Written exercise: Read the material below and count the lines holding the string "JSON". Give that count with nothing added.

Material:
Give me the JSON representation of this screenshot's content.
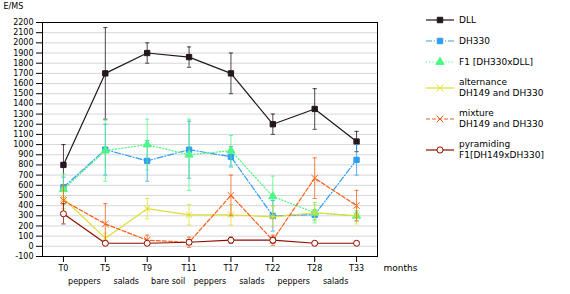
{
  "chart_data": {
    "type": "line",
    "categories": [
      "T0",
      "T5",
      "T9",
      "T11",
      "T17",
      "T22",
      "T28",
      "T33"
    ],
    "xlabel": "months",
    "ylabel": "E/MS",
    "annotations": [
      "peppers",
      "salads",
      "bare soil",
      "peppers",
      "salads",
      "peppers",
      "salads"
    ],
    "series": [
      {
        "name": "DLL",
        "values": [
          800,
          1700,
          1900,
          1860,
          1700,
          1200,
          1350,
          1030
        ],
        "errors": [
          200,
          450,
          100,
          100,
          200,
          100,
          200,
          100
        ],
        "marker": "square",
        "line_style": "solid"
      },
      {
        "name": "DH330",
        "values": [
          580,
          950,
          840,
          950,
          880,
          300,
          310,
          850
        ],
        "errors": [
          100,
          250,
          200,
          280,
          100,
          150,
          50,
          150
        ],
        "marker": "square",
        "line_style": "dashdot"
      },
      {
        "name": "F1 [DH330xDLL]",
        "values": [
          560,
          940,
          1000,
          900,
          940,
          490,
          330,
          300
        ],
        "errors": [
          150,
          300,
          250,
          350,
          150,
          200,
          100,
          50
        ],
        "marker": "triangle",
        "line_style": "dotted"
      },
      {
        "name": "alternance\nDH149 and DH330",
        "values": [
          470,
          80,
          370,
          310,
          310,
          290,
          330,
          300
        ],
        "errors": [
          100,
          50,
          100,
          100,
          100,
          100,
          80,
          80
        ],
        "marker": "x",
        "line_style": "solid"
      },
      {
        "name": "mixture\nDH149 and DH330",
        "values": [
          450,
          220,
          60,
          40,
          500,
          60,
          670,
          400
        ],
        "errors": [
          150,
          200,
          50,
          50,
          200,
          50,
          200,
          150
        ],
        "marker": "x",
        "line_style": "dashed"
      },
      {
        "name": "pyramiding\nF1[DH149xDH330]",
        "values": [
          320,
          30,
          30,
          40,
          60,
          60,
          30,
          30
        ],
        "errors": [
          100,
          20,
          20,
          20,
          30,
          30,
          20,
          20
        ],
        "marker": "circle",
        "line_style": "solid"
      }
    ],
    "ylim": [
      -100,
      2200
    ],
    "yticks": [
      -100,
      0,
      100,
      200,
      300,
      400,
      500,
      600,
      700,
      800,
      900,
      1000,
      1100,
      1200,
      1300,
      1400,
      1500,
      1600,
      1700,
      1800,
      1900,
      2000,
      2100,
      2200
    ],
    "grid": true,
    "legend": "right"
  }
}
...
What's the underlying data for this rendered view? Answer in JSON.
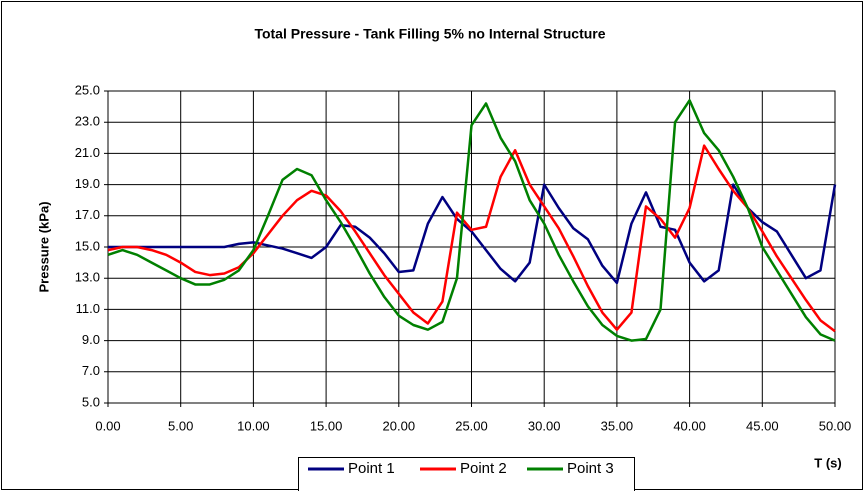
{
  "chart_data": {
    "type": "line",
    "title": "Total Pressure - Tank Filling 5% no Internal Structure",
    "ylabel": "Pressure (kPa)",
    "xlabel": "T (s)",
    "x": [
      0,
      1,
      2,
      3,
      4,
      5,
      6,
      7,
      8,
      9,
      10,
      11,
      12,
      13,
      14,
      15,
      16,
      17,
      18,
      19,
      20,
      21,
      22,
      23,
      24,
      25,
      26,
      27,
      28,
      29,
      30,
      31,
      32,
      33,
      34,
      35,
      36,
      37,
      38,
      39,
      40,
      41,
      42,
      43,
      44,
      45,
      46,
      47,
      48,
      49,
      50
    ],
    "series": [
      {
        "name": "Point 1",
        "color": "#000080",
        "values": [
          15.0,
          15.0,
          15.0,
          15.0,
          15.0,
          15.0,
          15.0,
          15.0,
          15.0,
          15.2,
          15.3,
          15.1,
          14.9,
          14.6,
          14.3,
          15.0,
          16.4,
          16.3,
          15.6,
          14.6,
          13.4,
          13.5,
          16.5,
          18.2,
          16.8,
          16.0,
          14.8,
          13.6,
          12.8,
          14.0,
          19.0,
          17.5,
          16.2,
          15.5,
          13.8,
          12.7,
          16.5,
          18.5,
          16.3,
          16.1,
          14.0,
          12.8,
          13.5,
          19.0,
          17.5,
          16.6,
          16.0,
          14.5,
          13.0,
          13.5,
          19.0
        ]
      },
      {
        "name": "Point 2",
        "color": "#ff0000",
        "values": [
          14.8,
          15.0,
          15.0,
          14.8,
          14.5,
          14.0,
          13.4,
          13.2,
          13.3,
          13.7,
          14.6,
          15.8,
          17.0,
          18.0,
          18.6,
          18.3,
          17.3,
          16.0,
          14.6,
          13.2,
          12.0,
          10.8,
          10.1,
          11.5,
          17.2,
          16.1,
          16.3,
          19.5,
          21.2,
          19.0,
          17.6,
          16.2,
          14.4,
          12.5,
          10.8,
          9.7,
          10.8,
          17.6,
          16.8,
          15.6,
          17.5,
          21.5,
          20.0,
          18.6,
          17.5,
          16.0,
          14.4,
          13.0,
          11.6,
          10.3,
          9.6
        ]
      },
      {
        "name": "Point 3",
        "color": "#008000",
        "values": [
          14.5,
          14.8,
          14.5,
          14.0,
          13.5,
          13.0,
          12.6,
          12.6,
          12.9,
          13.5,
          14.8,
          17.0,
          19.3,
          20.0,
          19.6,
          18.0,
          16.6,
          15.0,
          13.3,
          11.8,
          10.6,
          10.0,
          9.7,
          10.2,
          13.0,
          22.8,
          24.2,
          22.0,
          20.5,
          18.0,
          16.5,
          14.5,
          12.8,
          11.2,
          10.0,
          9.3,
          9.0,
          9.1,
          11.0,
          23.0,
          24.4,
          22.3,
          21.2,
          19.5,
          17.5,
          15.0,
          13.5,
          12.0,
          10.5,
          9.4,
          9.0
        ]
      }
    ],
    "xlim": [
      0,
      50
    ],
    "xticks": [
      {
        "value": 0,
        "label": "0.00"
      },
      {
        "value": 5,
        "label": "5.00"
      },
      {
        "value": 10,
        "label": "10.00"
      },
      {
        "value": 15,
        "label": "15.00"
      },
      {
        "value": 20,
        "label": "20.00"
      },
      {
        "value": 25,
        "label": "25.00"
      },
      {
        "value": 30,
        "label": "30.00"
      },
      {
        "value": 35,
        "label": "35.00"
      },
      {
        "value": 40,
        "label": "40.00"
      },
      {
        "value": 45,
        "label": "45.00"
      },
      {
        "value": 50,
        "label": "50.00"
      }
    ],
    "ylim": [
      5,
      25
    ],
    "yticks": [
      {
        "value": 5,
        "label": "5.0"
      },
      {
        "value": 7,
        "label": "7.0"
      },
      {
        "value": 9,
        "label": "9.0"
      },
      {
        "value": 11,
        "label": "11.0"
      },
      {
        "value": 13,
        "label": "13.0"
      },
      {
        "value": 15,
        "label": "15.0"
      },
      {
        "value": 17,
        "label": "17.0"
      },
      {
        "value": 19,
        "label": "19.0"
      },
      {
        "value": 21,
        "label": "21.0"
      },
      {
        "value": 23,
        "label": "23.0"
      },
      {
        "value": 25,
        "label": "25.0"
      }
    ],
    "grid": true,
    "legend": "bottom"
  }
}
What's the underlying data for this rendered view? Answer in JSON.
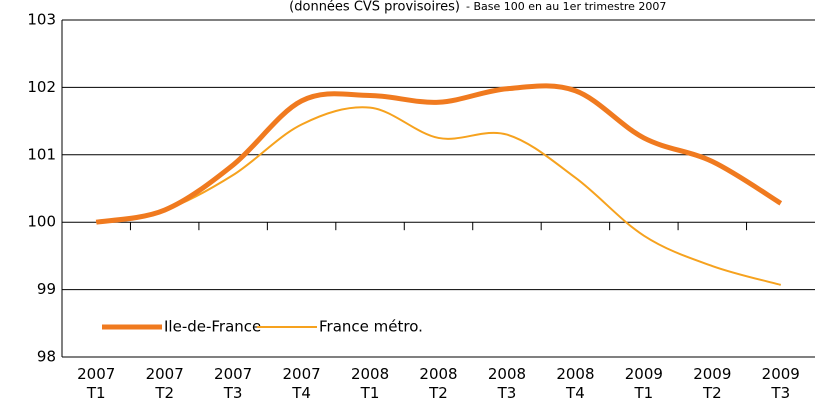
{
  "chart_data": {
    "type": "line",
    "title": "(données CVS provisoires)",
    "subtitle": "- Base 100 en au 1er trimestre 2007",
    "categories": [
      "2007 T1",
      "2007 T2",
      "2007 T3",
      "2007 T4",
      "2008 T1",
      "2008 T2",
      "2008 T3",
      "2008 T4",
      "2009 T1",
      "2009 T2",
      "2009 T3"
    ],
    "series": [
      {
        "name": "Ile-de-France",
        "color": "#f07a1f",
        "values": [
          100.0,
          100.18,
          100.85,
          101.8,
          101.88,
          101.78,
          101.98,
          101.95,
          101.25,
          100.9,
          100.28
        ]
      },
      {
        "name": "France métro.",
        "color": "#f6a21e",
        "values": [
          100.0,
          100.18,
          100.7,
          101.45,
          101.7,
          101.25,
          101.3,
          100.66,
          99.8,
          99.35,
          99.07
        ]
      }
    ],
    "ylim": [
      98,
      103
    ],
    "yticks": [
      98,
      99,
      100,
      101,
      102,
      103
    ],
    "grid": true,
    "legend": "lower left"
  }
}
...
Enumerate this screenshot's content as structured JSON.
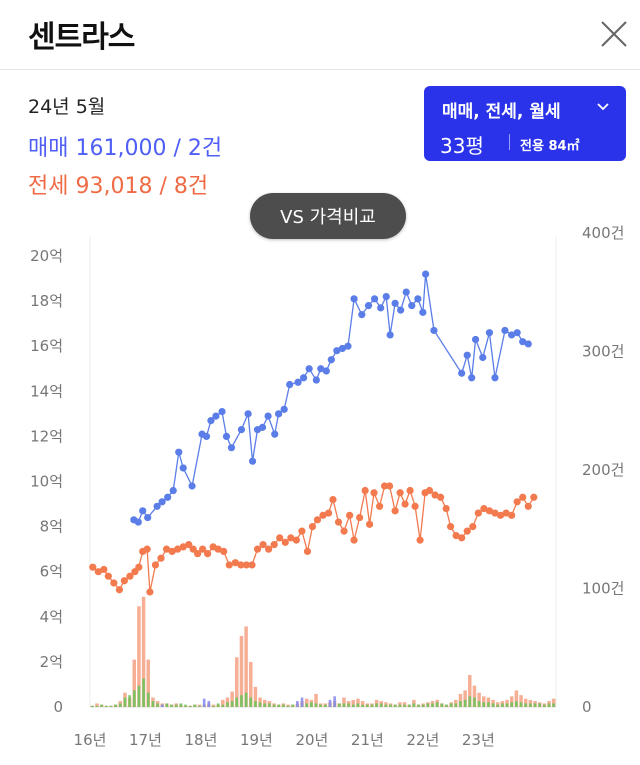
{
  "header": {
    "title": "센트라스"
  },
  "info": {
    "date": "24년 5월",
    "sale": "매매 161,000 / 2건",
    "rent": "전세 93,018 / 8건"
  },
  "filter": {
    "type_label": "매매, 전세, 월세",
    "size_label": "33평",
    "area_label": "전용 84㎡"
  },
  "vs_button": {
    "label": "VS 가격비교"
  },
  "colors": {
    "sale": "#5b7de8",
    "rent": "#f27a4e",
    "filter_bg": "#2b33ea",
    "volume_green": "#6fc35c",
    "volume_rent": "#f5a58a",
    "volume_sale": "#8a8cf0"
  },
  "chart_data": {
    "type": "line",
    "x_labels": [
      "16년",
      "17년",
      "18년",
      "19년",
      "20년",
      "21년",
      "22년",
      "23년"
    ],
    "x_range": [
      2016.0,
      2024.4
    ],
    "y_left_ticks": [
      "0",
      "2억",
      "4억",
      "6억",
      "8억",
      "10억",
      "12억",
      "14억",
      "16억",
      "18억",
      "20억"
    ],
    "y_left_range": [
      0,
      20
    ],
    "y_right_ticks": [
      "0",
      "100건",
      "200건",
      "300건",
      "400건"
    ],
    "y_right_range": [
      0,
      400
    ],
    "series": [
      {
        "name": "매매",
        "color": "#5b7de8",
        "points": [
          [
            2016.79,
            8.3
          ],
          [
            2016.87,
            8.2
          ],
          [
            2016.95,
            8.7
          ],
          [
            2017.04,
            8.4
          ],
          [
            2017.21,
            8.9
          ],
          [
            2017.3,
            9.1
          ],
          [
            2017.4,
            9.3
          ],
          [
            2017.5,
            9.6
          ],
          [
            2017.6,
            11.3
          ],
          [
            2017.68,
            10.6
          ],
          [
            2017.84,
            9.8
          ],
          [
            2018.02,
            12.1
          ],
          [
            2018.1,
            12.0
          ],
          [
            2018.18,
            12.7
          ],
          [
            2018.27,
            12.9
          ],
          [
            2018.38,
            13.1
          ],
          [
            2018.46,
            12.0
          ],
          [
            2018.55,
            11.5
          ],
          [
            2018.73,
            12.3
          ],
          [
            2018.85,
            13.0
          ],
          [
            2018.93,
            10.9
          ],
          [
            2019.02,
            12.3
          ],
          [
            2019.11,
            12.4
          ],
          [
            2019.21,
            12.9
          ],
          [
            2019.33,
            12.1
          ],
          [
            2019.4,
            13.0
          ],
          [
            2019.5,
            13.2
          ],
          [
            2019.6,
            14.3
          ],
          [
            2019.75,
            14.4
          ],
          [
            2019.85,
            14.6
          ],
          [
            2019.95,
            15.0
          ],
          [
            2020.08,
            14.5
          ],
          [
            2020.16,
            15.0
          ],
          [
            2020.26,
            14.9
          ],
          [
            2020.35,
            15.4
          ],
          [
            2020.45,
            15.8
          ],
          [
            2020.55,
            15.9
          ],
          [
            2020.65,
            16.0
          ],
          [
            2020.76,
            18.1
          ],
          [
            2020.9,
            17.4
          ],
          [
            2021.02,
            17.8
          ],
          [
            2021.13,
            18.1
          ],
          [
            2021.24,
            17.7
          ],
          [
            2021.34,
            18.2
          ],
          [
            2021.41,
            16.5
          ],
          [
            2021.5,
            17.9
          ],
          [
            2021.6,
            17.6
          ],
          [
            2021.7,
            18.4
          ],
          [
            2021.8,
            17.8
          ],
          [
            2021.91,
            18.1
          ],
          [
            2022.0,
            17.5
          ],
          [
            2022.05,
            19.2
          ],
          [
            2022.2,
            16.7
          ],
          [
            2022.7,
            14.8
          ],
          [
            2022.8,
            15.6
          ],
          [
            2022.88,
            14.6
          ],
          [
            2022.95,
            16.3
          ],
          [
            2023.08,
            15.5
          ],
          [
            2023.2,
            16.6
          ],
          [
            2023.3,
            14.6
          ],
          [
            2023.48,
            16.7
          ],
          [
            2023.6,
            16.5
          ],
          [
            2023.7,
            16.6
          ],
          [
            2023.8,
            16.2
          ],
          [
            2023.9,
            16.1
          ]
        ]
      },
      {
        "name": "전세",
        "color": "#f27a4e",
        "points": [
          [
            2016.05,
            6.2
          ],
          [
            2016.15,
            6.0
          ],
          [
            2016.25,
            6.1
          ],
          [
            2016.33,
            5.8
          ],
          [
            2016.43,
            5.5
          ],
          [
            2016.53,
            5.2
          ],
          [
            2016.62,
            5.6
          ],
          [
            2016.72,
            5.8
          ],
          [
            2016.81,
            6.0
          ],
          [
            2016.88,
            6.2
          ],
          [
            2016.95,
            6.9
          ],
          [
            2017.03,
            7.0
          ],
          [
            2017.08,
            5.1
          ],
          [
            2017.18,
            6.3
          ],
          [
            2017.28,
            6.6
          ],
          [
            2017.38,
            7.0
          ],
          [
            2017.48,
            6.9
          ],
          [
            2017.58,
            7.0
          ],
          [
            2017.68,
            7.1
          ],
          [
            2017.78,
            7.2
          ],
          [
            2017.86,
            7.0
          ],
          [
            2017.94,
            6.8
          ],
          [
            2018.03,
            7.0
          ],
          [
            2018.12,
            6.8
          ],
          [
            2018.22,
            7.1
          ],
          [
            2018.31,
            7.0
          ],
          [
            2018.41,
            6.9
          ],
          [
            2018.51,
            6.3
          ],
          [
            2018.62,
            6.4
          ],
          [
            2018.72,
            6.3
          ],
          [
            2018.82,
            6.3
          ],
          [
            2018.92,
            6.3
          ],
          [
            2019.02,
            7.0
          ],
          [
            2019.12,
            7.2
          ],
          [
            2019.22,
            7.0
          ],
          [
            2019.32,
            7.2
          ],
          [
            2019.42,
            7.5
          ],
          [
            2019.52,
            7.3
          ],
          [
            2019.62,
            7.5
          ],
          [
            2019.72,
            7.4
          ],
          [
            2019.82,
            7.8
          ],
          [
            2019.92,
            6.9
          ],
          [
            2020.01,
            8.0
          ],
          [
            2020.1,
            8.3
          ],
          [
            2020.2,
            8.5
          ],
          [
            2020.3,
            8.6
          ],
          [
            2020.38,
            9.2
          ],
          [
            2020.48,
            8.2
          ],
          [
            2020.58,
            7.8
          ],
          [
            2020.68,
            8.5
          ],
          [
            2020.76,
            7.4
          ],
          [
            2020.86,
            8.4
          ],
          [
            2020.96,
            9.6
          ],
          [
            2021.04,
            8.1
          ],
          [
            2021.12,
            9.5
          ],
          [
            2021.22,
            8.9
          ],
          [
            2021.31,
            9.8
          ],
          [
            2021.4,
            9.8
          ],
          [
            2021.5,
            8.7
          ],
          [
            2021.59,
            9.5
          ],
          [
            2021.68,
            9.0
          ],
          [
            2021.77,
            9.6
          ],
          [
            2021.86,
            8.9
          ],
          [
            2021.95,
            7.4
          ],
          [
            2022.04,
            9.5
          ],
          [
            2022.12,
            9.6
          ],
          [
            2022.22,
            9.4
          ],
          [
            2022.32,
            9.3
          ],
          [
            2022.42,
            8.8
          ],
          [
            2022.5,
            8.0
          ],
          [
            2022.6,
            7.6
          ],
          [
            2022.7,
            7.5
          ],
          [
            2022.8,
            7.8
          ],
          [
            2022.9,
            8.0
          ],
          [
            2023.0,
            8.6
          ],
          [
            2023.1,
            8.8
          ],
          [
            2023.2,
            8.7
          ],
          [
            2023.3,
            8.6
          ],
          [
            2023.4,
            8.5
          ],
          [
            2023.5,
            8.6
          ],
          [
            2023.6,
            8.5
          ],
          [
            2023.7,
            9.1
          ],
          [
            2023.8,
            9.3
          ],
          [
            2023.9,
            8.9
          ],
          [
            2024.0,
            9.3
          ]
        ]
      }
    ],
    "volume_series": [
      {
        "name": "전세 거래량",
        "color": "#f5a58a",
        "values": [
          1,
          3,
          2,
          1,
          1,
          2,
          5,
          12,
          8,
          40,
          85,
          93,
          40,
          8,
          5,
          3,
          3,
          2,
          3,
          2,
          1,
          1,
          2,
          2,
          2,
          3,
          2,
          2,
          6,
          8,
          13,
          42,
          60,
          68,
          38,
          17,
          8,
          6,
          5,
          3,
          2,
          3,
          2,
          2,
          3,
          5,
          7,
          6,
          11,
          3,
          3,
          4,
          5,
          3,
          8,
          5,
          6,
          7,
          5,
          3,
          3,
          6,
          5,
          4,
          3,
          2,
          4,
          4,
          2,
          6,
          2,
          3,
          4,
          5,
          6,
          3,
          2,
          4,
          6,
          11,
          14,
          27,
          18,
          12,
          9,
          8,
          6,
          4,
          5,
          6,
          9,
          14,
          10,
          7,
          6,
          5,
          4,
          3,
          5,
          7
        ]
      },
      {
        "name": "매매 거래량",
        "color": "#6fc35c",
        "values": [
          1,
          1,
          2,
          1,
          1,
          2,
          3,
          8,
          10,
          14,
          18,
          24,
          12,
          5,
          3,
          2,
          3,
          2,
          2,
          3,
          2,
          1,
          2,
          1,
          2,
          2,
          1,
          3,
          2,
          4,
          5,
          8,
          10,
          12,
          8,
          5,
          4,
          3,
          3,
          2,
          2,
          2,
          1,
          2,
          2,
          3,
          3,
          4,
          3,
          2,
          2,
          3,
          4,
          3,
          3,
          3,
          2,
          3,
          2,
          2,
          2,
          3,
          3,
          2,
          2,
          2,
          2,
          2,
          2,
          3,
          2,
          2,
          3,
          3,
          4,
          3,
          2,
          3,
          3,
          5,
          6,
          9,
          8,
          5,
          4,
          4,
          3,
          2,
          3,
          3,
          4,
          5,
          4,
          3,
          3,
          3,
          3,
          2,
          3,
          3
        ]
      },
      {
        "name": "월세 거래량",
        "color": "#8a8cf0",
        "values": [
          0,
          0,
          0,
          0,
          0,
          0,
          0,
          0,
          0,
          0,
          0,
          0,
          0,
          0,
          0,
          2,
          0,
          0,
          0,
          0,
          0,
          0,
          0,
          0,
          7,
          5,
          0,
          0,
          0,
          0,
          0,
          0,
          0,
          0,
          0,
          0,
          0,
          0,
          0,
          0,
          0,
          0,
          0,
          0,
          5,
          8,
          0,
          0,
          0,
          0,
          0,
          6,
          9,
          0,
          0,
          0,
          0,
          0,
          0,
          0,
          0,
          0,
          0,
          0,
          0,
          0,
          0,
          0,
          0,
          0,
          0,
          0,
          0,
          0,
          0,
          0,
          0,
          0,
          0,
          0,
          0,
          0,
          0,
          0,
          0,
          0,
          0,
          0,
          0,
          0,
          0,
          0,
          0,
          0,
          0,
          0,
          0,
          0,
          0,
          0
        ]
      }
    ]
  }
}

Response below: 4